◆ Supplied data ◆
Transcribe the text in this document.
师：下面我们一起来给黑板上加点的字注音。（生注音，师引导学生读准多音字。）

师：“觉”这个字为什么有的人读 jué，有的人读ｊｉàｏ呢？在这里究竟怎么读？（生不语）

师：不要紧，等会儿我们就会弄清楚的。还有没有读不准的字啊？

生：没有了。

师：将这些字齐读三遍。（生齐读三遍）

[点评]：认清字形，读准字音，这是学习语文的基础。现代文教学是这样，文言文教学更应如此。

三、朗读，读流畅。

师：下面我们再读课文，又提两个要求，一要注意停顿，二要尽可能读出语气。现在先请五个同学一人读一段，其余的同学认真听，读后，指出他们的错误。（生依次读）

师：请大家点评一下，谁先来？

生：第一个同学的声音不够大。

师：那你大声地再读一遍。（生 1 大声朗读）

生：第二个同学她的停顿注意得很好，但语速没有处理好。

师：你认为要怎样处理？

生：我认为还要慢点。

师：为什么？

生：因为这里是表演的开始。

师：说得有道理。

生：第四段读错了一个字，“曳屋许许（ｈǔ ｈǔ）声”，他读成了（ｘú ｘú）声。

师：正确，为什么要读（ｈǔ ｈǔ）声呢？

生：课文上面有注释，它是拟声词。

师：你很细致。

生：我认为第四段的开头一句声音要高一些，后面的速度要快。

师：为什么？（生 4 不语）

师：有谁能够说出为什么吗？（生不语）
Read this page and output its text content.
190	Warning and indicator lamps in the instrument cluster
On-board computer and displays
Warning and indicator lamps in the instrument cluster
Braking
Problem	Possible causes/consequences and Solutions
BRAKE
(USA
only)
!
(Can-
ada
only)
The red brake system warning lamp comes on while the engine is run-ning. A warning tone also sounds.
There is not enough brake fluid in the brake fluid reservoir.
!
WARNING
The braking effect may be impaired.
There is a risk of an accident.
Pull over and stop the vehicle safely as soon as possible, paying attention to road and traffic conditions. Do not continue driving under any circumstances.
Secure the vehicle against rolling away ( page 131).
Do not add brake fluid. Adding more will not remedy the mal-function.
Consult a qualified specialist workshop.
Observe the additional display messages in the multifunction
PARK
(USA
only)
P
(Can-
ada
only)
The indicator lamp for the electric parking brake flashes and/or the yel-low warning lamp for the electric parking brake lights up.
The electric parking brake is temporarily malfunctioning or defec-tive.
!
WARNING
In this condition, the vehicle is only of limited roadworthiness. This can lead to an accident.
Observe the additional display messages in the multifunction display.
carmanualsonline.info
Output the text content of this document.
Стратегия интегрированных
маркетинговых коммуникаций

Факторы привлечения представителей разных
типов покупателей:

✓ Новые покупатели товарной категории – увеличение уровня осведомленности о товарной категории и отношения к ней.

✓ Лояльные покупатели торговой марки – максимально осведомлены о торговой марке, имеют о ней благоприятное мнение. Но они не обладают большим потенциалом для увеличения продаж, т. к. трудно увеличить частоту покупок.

◆ Written problem ◆
Gather all lines from the records above in which "multifunction" appears.

◆ Exercise result ◆
Observe the additional display messages in the multifunction
Observe the additional display messages in the multifunction display.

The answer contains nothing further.